What the task asks: Copy every line from the material below that holds "spread".

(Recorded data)
******
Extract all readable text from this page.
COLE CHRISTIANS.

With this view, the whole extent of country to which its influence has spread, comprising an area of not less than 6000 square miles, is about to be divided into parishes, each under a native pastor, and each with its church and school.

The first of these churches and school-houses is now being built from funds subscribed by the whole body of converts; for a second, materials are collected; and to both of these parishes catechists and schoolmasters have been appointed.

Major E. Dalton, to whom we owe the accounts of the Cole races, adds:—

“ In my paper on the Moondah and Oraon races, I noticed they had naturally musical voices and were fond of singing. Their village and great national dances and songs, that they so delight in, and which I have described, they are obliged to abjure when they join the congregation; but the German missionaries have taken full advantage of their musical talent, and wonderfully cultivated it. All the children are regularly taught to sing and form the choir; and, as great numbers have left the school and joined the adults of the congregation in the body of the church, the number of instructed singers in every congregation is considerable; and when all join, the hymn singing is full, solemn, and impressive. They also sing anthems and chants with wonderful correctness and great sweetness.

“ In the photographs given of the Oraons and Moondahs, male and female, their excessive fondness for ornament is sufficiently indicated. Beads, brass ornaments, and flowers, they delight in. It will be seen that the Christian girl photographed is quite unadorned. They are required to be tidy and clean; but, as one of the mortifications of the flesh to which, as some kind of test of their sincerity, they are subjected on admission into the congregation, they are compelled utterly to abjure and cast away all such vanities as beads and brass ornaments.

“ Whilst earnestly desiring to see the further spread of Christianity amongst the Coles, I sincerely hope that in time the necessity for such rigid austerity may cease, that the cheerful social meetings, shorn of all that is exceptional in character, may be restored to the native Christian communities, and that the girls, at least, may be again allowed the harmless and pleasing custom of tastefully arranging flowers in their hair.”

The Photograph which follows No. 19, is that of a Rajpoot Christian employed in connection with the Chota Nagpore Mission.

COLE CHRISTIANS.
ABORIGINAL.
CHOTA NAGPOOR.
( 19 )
******
Final answer:
With this view, the whole extent of country to which its influence has spread, comprising an area of not less than 6000 square miles, is about to be divided into parishes, each under a native pastor, and each with its church and school.
“ Whilst earnestly desiring to see the further spread of Christianity amongst the Coles, I sincerely hope that in time the necessity for such rigid austerity may cease, that the cheerful social meetings, shorn of all that is exceptional in character, may be restored to the native Christian communities, and that the girls, at least, may be again allowed the harmless and pleasing custom of tastefully arranging flowers in their hair.”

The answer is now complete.